> **Short exercise**
Copy all of the records below word for word, keeping every line in its original order.

> **Material**

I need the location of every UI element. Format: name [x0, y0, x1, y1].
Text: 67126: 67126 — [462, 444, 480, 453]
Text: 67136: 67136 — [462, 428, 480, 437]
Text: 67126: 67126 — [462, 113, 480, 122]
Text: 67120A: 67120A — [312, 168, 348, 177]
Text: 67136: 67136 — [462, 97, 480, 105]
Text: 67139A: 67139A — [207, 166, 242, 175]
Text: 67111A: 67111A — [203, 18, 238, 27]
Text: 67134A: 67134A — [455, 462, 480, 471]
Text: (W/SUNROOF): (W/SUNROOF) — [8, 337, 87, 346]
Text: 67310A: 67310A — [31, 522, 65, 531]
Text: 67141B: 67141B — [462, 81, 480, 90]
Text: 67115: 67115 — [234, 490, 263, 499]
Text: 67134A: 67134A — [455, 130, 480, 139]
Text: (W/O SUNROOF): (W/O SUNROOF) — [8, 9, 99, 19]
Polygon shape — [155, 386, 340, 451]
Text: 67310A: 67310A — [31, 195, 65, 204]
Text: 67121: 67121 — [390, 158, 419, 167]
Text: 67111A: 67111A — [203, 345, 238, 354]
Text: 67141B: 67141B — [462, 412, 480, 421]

> **Task result**
I need the location of every UI element. Format: name [x0, y0, x1, y1].
Text: 67126: 67126 — [462, 444, 480, 453]
Text: 67136: 67136 — [462, 428, 480, 437]
Text: 67126: 67126 — [462, 113, 480, 122]
Text: 67120A: 67120A — [312, 168, 348, 177]
Text: 67136: 67136 — [462, 97, 480, 105]
Text: 67139A: 67139A — [207, 166, 242, 175]
Text: 67111A: 67111A — [203, 18, 238, 27]
Text: 67134A: 67134A — [455, 462, 480, 471]
Text: (W/SUNROOF): (W/SUNROOF) — [8, 337, 87, 346]
Text: 67310A: 67310A — [31, 522, 65, 531]
Text: 67141B: 67141B — [462, 81, 480, 90]
Text: 67115: 67115 — [234, 490, 263, 499]
Text: 67134A: 67134A — [455, 130, 480, 139]
Text: (W/O SUNROOF): (W/O SUNROOF) — [8, 9, 99, 19]
Polygon shape — [155, 386, 340, 451]
Text: 67310A: 67310A — [31, 195, 65, 204]
Text: 67121: 67121 — [390, 158, 419, 167]
Text: 67111A: 67111A — [203, 345, 238, 354]
Text: 67141B: 67141B — [462, 412, 480, 421]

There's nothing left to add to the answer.